▶ _Source material_
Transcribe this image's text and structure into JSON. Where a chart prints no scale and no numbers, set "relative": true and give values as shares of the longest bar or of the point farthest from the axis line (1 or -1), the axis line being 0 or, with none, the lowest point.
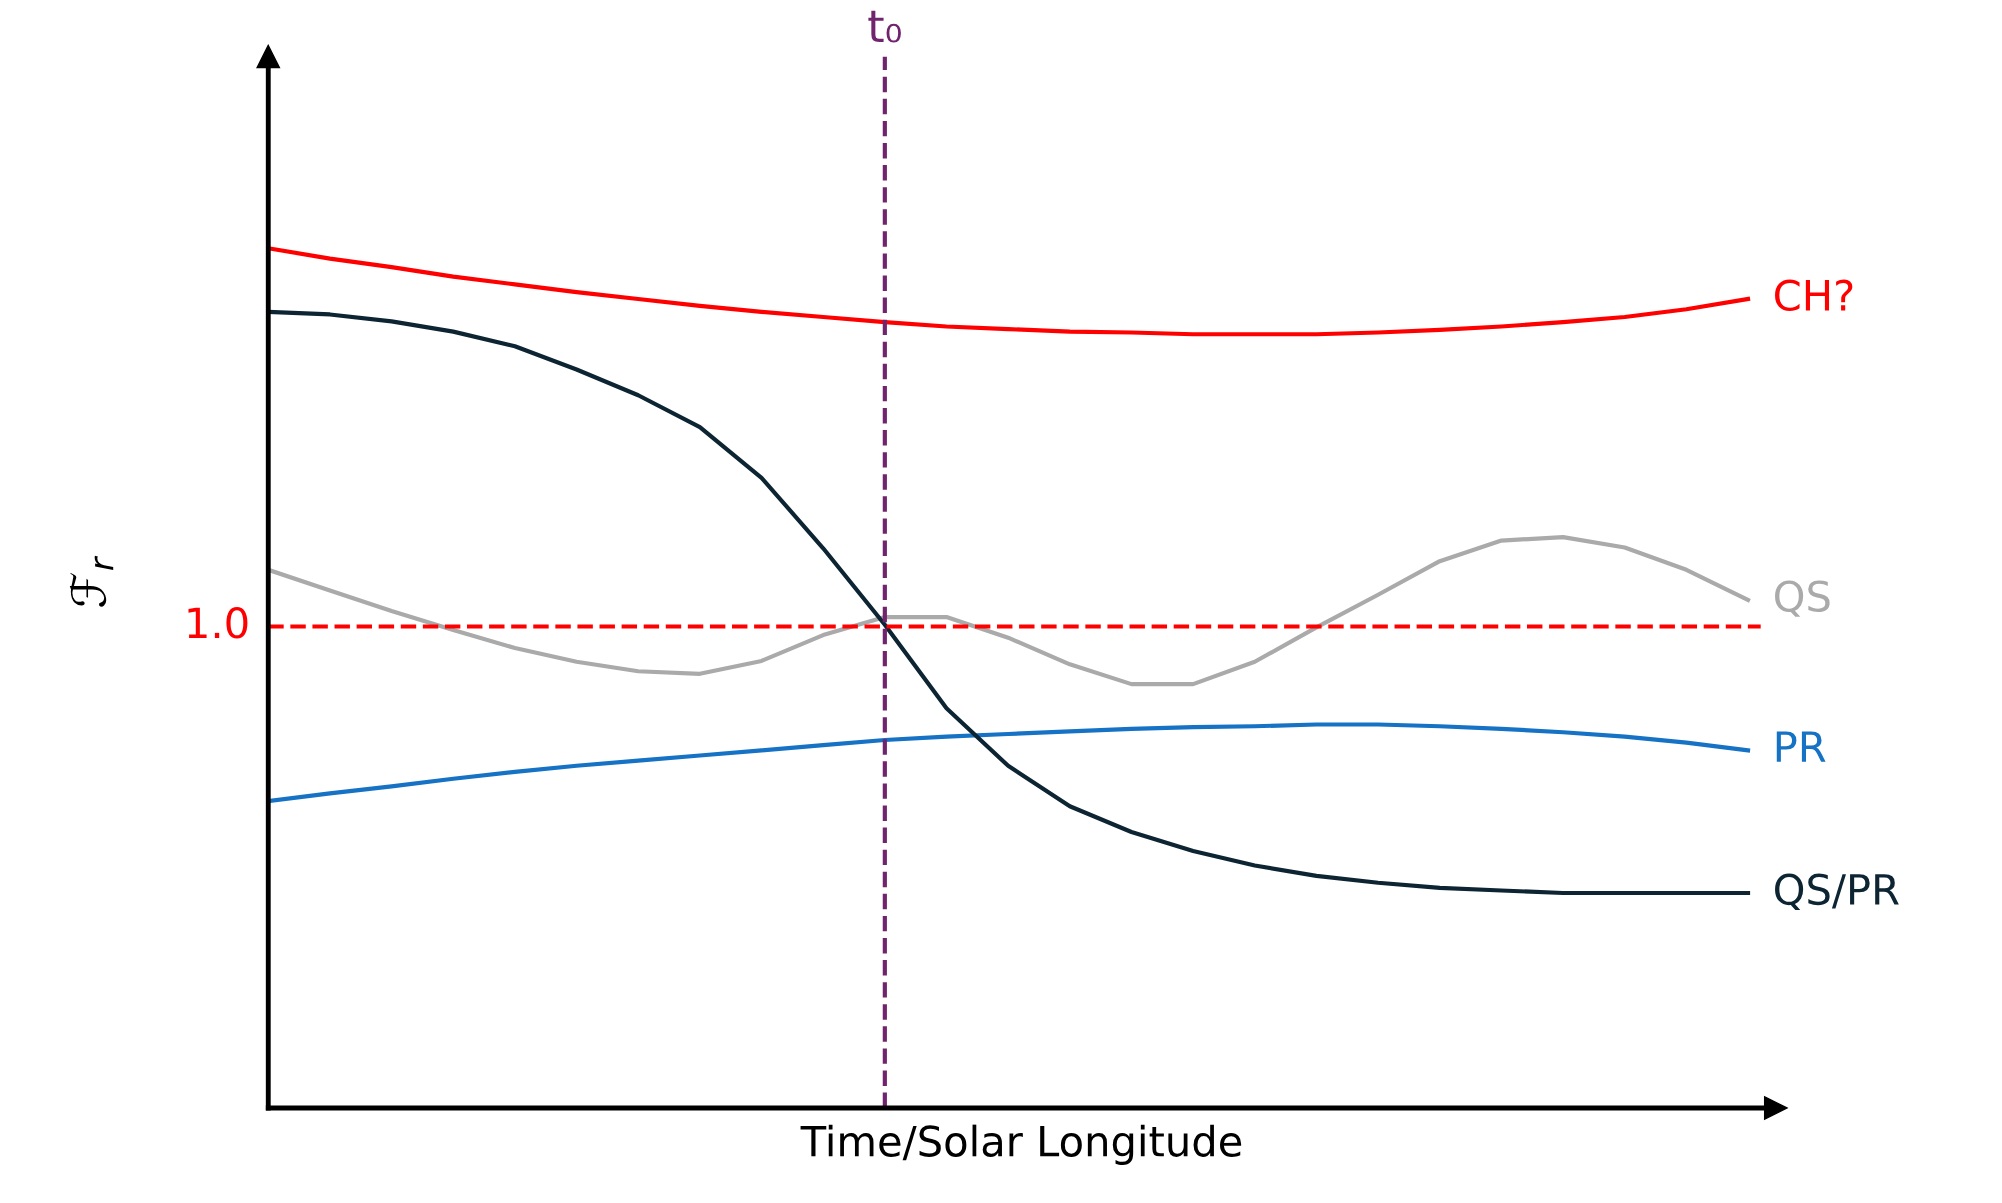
{
  "chart_data": {
    "type": "line",
    "relative": true,
    "xlabel": "Time/Solar Longitude",
    "ylabel": "ℱ$_{r}$",
    "legend": false,
    "annotations": [
      "t₀",
      "1.0"
    ],
    "marker": "none",
    "line_style": "solid",
    "categories": [
      null,
      null,
      null,
      null,
      null,
      null,
      null,
      null,
      null,
      null,
      null,
      null,
      null,
      null,
      null,
      null,
      null,
      null,
      null,
      null,
      null,
      null,
      null,
      null,
      null
    ],
    "series": [
      {
        "name": "CH?",
        "color": "#ff0000",
        "values": [
          1.0,
          0.988,
          0.978,
          0.967,
          0.958,
          0.949,
          0.941,
          0.933,
          0.926,
          0.92,
          0.914,
          0.909,
          0.906,
          0.903,
          0.902,
          0.9,
          0.9,
          0.9,
          0.902,
          0.905,
          0.909,
          0.914,
          0.92,
          0.929,
          0.941
        ]
      },
      {
        "name": "QS",
        "color": "#aaaaaa",
        "values": [
          0.626,
          0.602,
          0.578,
          0.556,
          0.535,
          0.519,
          0.508,
          0.505,
          0.52,
          0.55,
          0.571,
          0.571,
          0.547,
          0.516,
          0.493,
          0.493,
          0.519,
          0.559,
          0.597,
          0.636,
          0.66,
          0.664,
          0.652,
          0.626,
          0.591
        ]
      },
      {
        "name": "PR",
        "color": "#1672c4",
        "values": [
          0.357,
          0.366,
          0.374,
          0.383,
          0.391,
          0.398,
          0.404,
          0.41,
          0.416,
          0.422,
          0.428,
          0.432,
          0.435,
          0.438,
          0.441,
          0.443,
          0.444,
          0.446,
          0.446,
          0.444,
          0.441,
          0.437,
          0.432,
          0.425,
          0.416
        ]
      },
      {
        "name": "QS/PR",
        "color": "#0d2533",
        "values": [
          0.926,
          0.923,
          0.915,
          0.903,
          0.886,
          0.859,
          0.829,
          0.792,
          0.733,
          0.651,
          0.562,
          0.465,
          0.398,
          0.351,
          0.321,
          0.299,
          0.282,
          0.27,
          0.262,
          0.256,
          0.253,
          0.25,
          0.25,
          0.25,
          0.25
        ]
      }
    ],
    "ref_lines": [
      {
        "axis": "y",
        "value": 0.56,
        "color": "#ff0000",
        "line_style": "dashed"
      }
    ]
  }
}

▶ _Given request_
With the pictures omitted, reproduce the records in full and exactly.

▶ _Response to the task_
Transcribe this image's text and structure into JSON. Where a chart prints no scale and no numbers, set "relative": true and give values as shares of the longest bar or of the point farthest from the axis line (1 or -1), the axis line being 0 or, with none, the lowest point.
{
  "chart_data": {
    "type": "line",
    "relative": true,
    "xlabel": "Time/Solar Longitude",
    "ylabel": "ℱ$_{r}$",
    "legend": false,
    "annotations": [
      "t₀",
      "1.0"
    ],
    "marker": "none",
    "line_style": "solid",
    "categories": [
      null,
      null,
      null,
      null,
      null,
      null,
      null,
      null,
      null,
      null,
      null,
      null,
      null,
      null,
      null,
      null,
      null,
      null,
      null,
      null,
      null,
      null,
      null,
      null,
      null
    ],
    "series": [
      {
        "name": "CH?",
        "color": "#ff0000",
        "values": [
          1.0,
          0.988,
          0.978,
          0.967,
          0.958,
          0.949,
          0.941,
          0.933,
          0.926,
          0.92,
          0.914,
          0.909,
          0.906,
          0.903,
          0.902,
          0.9,
          0.9,
          0.9,
          0.902,
          0.905,
          0.909,
          0.914,
          0.92,
          0.929,
          0.941
        ]
      },
      {
        "name": "QS",
        "color": "#aaaaaa",
        "values": [
          0.626,
          0.602,
          0.578,
          0.556,
          0.535,
          0.519,
          0.508,
          0.505,
          0.52,
          0.55,
          0.571,
          0.571,
          0.547,
          0.516,
          0.493,
          0.493,
          0.519,
          0.559,
          0.597,
          0.636,
          0.66,
          0.664,
          0.652,
          0.626,
          0.591
        ]
      },
      {
        "name": "PR",
        "color": "#1672c4",
        "values": [
          0.357,
          0.366,
          0.374,
          0.383,
          0.391,
          0.398,
          0.404,
          0.41,
          0.416,
          0.422,
          0.428,
          0.432,
          0.435,
          0.438,
          0.441,
          0.443,
          0.444,
          0.446,
          0.446,
          0.444,
          0.441,
          0.437,
          0.432,
          0.425,
          0.416
        ]
      },
      {
        "name": "QS/PR",
        "color": "#0d2533",
        "values": [
          0.926,
          0.923,
          0.915,
          0.903,
          0.886,
          0.859,
          0.829,
          0.792,
          0.733,
          0.651,
          0.562,
          0.465,
          0.398,
          0.351,
          0.321,
          0.299,
          0.282,
          0.27,
          0.262,
          0.256,
          0.253,
          0.25,
          0.25,
          0.25,
          0.25
        ]
      }
    ],
    "ref_lines": [
      {
        "axis": "y",
        "value": 0.56,
        "color": "#ff0000",
        "line_style": "dashed"
      }
    ]
  }
}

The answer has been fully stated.